[Start]
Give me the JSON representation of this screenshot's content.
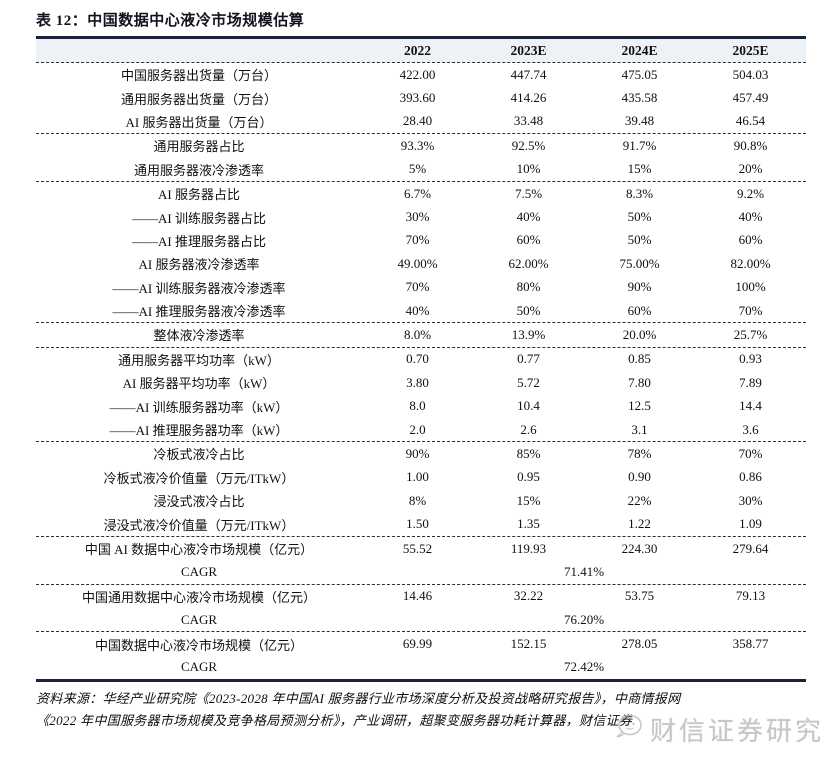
{
  "page": {
    "title": "表 12：中国数据中心液冷市场规模估算",
    "source_line1": "资料来源：华经产业研究院《2023-2028 年中国AI 服务器行业市场深度分析及投资战略研究报告》，中商情报网",
    "source_line2": "《2022 年中国服务器市场规模及竞争格局预测分析》，产业调研，超聚变服务器功耗计算器，财信证券",
    "watermark_text": "财信证券研究"
  },
  "colors": {
    "rule_thick": "#1a2339",
    "rule_dashed": "#2e2e2e",
    "header_bg": "#edf2f7",
    "text": "#101010",
    "watermark": "#bdbdbd"
  },
  "table": {
    "columns": [
      "2022",
      "2023E",
      "2024E",
      "2025E"
    ],
    "rows": [
      {
        "label": "中国服务器出货量（万台）",
        "values": [
          "422.00",
          "447.74",
          "475.05",
          "504.03"
        ]
      },
      {
        "label": "通用服务器出货量（万台）",
        "values": [
          "393.60",
          "414.26",
          "435.58",
          "457.49"
        ]
      },
      {
        "label": "AI 服务器出货量（万台）",
        "values": [
          "28.40",
          "33.48",
          "39.48",
          "46.54"
        ],
        "sep": "dashed"
      },
      {
        "label": "通用服务器占比",
        "values": [
          "93.3%",
          "92.5%",
          "91.7%",
          "90.8%"
        ]
      },
      {
        "label": "通用服务器液冷渗透率",
        "values": [
          "5%",
          "10%",
          "15%",
          "20%"
        ],
        "sep": "dashed"
      },
      {
        "label": "AI 服务器占比",
        "values": [
          "6.7%",
          "7.5%",
          "8.3%",
          "9.2%"
        ]
      },
      {
        "label": "——AI 训练服务器占比",
        "values": [
          "30%",
          "40%",
          "50%",
          "40%"
        ]
      },
      {
        "label": "——AI 推理服务器占比",
        "values": [
          "70%",
          "60%",
          "50%",
          "60%"
        ]
      },
      {
        "label": "AI 服务器液冷渗透率",
        "values": [
          "49.00%",
          "62.00%",
          "75.00%",
          "82.00%"
        ]
      },
      {
        "label": "——AI 训练服务器液冷渗透率",
        "values": [
          "70%",
          "80%",
          "90%",
          "100%"
        ]
      },
      {
        "label": "——AI 推理服务器液冷渗透率",
        "values": [
          "40%",
          "50%",
          "60%",
          "70%"
        ],
        "sep": "dashed"
      },
      {
        "label": "整体液冷渗透率",
        "values": [
          "8.0%",
          "13.9%",
          "20.0%",
          "25.7%"
        ],
        "sep": "dashed"
      },
      {
        "label": "通用服务器平均功率（kW）",
        "values": [
          "0.70",
          "0.77",
          "0.85",
          "0.93"
        ]
      },
      {
        "label": "AI 服务器平均功率（kW）",
        "values": [
          "3.80",
          "5.72",
          "7.80",
          "7.89"
        ]
      },
      {
        "label": "——AI 训练服务器功率（kW）",
        "values": [
          "8.0",
          "10.4",
          "12.5",
          "14.4"
        ]
      },
      {
        "label": "——AI 推理服务器功率（kW）",
        "values": [
          "2.0",
          "2.6",
          "3.1",
          "3.6"
        ],
        "sep": "dashed"
      },
      {
        "label": "冷板式液冷占比",
        "values": [
          "90%",
          "85%",
          "78%",
          "70%"
        ]
      },
      {
        "label": "冷板式液冷价值量（万元/ITkW）",
        "values": [
          "1.00",
          "0.95",
          "0.90",
          "0.86"
        ]
      },
      {
        "label": "浸没式液冷占比",
        "values": [
          "8%",
          "15%",
          "22%",
          "30%"
        ]
      },
      {
        "label": "浸没式液冷价值量（万元/ITkW）",
        "values": [
          "1.50",
          "1.35",
          "1.22",
          "1.09"
        ],
        "sep": "dashed"
      },
      {
        "label": "中国 AI 数据中心液冷市场规模（亿元）",
        "values": [
          "55.52",
          "119.93",
          "224.30",
          "279.64"
        ]
      },
      {
        "label": "CAGR",
        "merged_value": "71.41%",
        "sep": "dashed"
      },
      {
        "label": "中国通用数据中心液冷市场规模（亿元）",
        "values": [
          "14.46",
          "32.22",
          "53.75",
          "79.13"
        ]
      },
      {
        "label": "CAGR",
        "merged_value": "76.20%",
        "sep": "dashed"
      },
      {
        "label": "中国数据中心液冷市场规模（亿元）",
        "values": [
          "69.99",
          "152.15",
          "278.05",
          "358.77"
        ]
      },
      {
        "label": "CAGR",
        "merged_value": "72.42%"
      }
    ]
  }
}
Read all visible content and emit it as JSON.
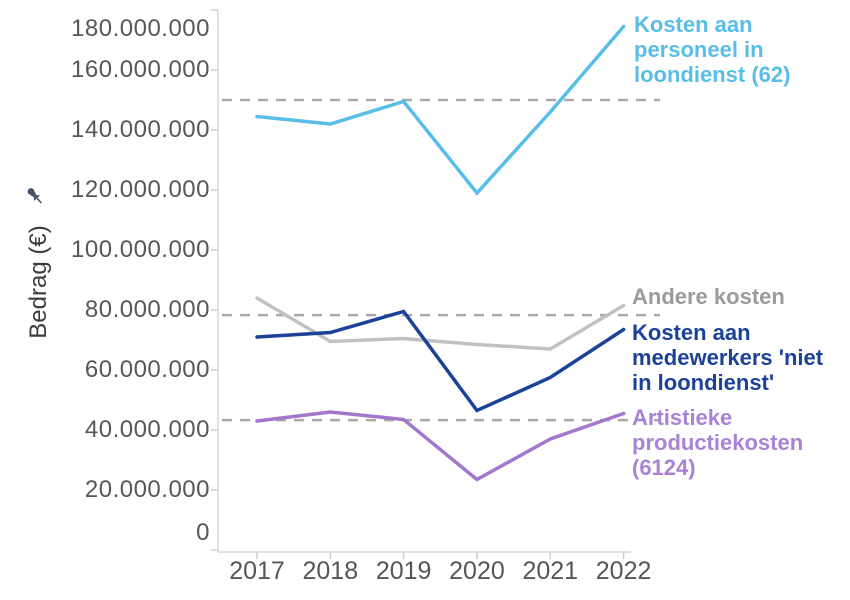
{
  "axis": {
    "y_title": "Bedrag (€)",
    "y_tick_labels": [
      "0",
      "20.000.000",
      "40.000.000",
      "60.000.000",
      "80.000.000",
      "100.000.000",
      "120.000.000",
      "140.000.000",
      "160.000.000",
      "180.000.000"
    ],
    "x_tick_labels": [
      "2017",
      "2018",
      "2019",
      "2020",
      "2021",
      "2022"
    ]
  },
  "icons": {
    "pin": "pinned-axis-icon"
  },
  "chart_data": {
    "type": "line",
    "x": [
      2017,
      2018,
      2019,
      2020,
      2021,
      2022
    ],
    "xlabel": "",
    "ylabel": "Bedrag (€)",
    "ylim": [
      0,
      180000000
    ],
    "grid": false,
    "legend_position": "right of line ends, colored text labels",
    "series": [
      {
        "name": "Kosten aan personeel in loondienst (62)",
        "color": "#58bee8",
        "label_color": "#58bee8",
        "values": [
          144500000,
          142000000,
          149500000,
          119000000,
          146000000,
          174500000
        ]
      },
      {
        "name": "Andere kosten",
        "color": "#c1c1c1",
        "label_color": "#9b9b9b",
        "values": [
          84000000,
          69500000,
          70500000,
          68500000,
          67000000,
          81500000
        ]
      },
      {
        "name": "Kosten aan medewerkers 'niet in loondienst'",
        "color": "#1b4298",
        "label_color": "#1b4298",
        "values": [
          71000000,
          72500000,
          79500000,
          46500000,
          57500000,
          73500000
        ]
      },
      {
        "name": "Artistieke productiekosten (6124)",
        "color": "#a377cc",
        "label_color": "#a982d4",
        "values": [
          43000000,
          46000000,
          43500000,
          23500000,
          37000000,
          45500000
        ]
      }
    ],
    "reference_lines": [
      {
        "value": 150000000,
        "style": "dashed",
        "color": "#a9a9a9"
      },
      {
        "value": 78300000,
        "style": "dashed",
        "color": "#a9a9a9"
      },
      {
        "value": 43300000,
        "style": "dashed",
        "color": "#a9a9a9"
      }
    ]
  }
}
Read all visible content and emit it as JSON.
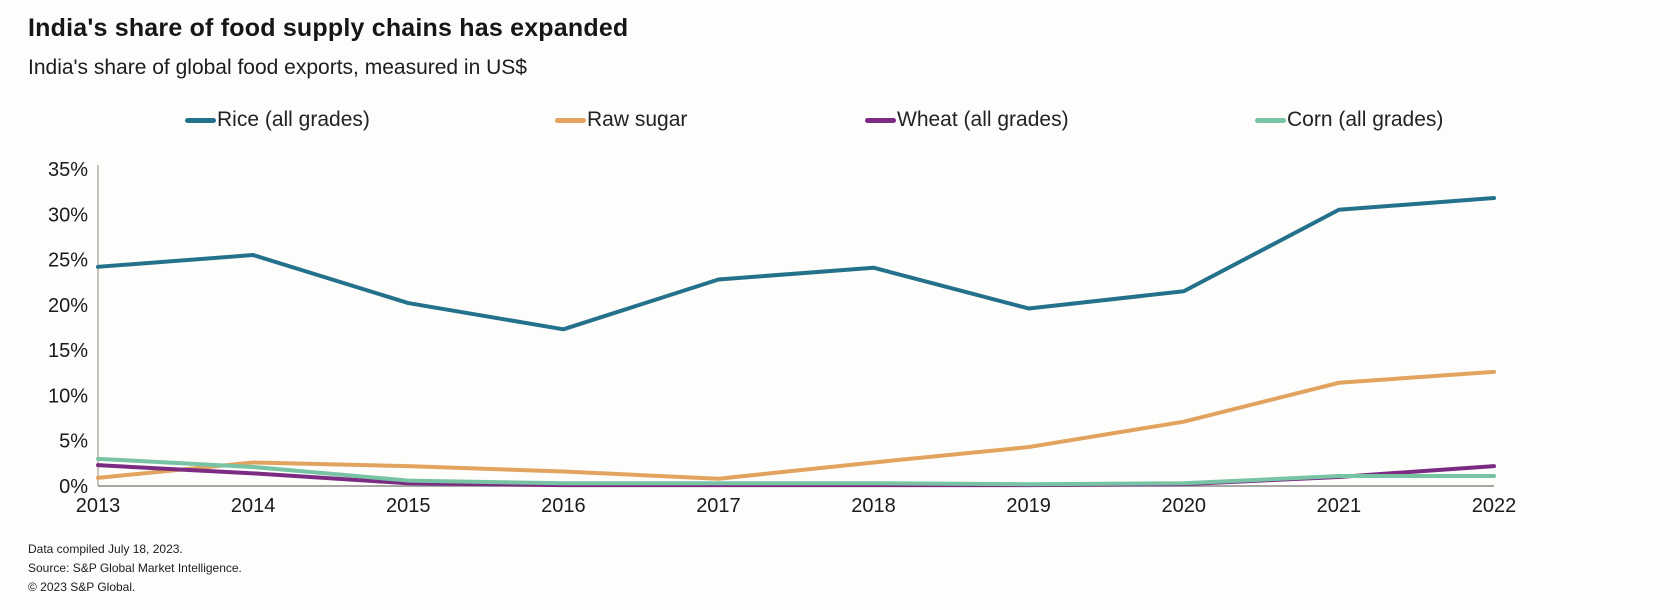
{
  "header": {
    "title": "India's share of food supply chains has expanded",
    "subtitle": "India's share of global food exports, measured in US$"
  },
  "chart_data": {
    "type": "line",
    "x": [
      2013,
      2014,
      2015,
      2016,
      2017,
      2018,
      2019,
      2020,
      2021,
      2022
    ],
    "series": [
      {
        "name": "Rice (all grades)",
        "color": "#24718c",
        "values": [
          24.2,
          25.5,
          20.2,
          17.3,
          22.8,
          24.1,
          19.6,
          21.5,
          30.5,
          31.8
        ]
      },
      {
        "name": "Raw sugar",
        "color": "#e2a35e",
        "values": [
          0.9,
          2.6,
          2.2,
          1.6,
          0.8,
          2.6,
          4.3,
          7.1,
          11.4,
          12.6
        ]
      },
      {
        "name": "Wheat (all grades)",
        "color": "#7b2c82",
        "values": [
          2.3,
          1.4,
          0.3,
          0.1,
          0.1,
          0.1,
          0.1,
          0.2,
          1.0,
          2.2
        ]
      },
      {
        "name": "Corn (all grades)",
        "color": "#77c3a4",
        "values": [
          3.0,
          2.1,
          0.6,
          0.3,
          0.3,
          0.3,
          0.2,
          0.3,
          1.1,
          1.1
        ]
      }
    ],
    "ylim": [
      0,
      35
    ],
    "ytick_step": 5,
    "ytick_suffix": "%",
    "grid": false,
    "legend_position": "top",
    "axis_color": "#b5b2ad",
    "baseline_color": "#8c8a86"
  },
  "footer": {
    "lines": [
      "Data compiled July 18, 2023.",
      "Source: S&P Global Market Intelligence.",
      "© 2023 S&P Global."
    ]
  }
}
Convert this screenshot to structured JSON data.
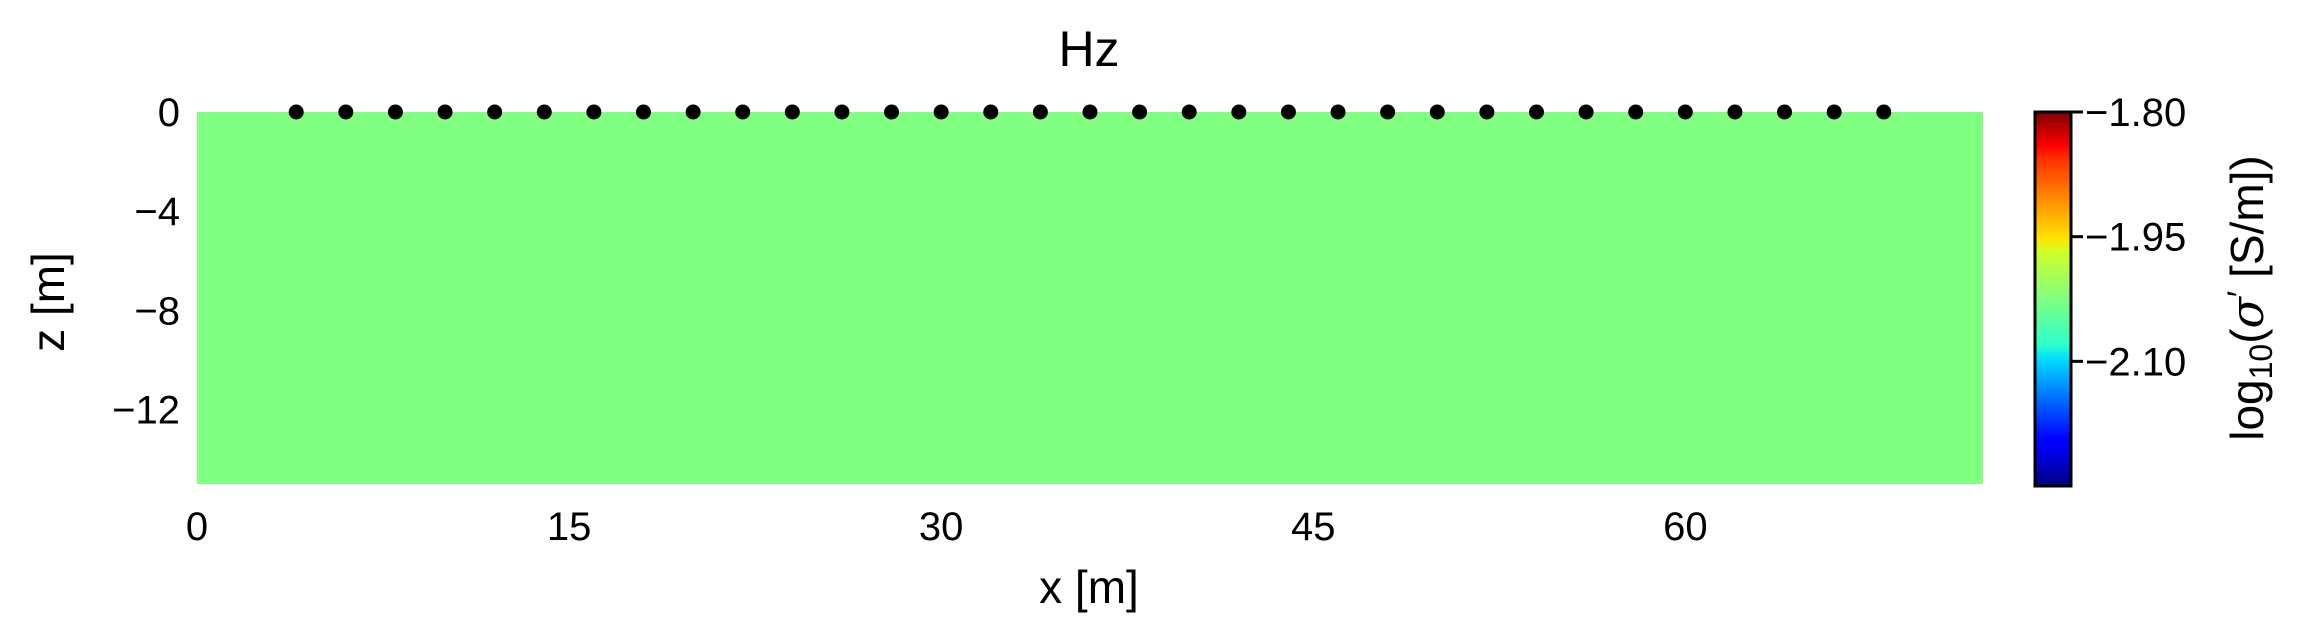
{
  "chart_data": {
    "type": "heatmap",
    "title": "Hz",
    "xlabel": "x [m]",
    "ylabel": "z [m]",
    "xlim": [
      0,
      72
    ],
    "ylim": [
      -15,
      0
    ],
    "xticks": [
      0,
      15,
      30,
      45,
      60
    ],
    "xtick_labels": [
      "0",
      "15",
      "30",
      "45",
      "60"
    ],
    "yticks": [
      0,
      -4,
      -8,
      -12
    ],
    "ytick_labels": [
      "0",
      "−4",
      "−8",
      "−12"
    ],
    "field": {
      "value": -1.95,
      "color": "#80ff80"
    },
    "receivers": {
      "z": 0,
      "x": [
        4,
        6,
        8,
        10,
        12,
        14,
        16,
        18,
        20,
        22,
        24,
        26,
        28,
        30,
        32,
        34,
        36,
        38,
        40,
        42,
        44,
        46,
        48,
        50,
        52,
        54,
        56,
        58,
        60,
        62,
        64,
        66,
        68
      ],
      "color": "#000000"
    },
    "colorbar": {
      "label_prefix": "log",
      "label_subscript": "10",
      "label_open": "(",
      "label_symbol": "σ",
      "label_prime": "′",
      "label_unit": " [S/m])",
      "colormap": "jet",
      "vmin": -2.25,
      "vmax": -1.8,
      "ticks": [
        -1.8,
        -1.95,
        -2.1
      ],
      "tick_labels": [
        "−1.80",
        "−1.95",
        "−2.10"
      ]
    }
  }
}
[End]
Set problem
Find every line that has "loondienst" in it, then return those lines.

Solution for this problem
        "name": "Kosten aan personeel in loondienst (62)",
        "name": "Kosten aan medewerkers 'niet in loondienst'",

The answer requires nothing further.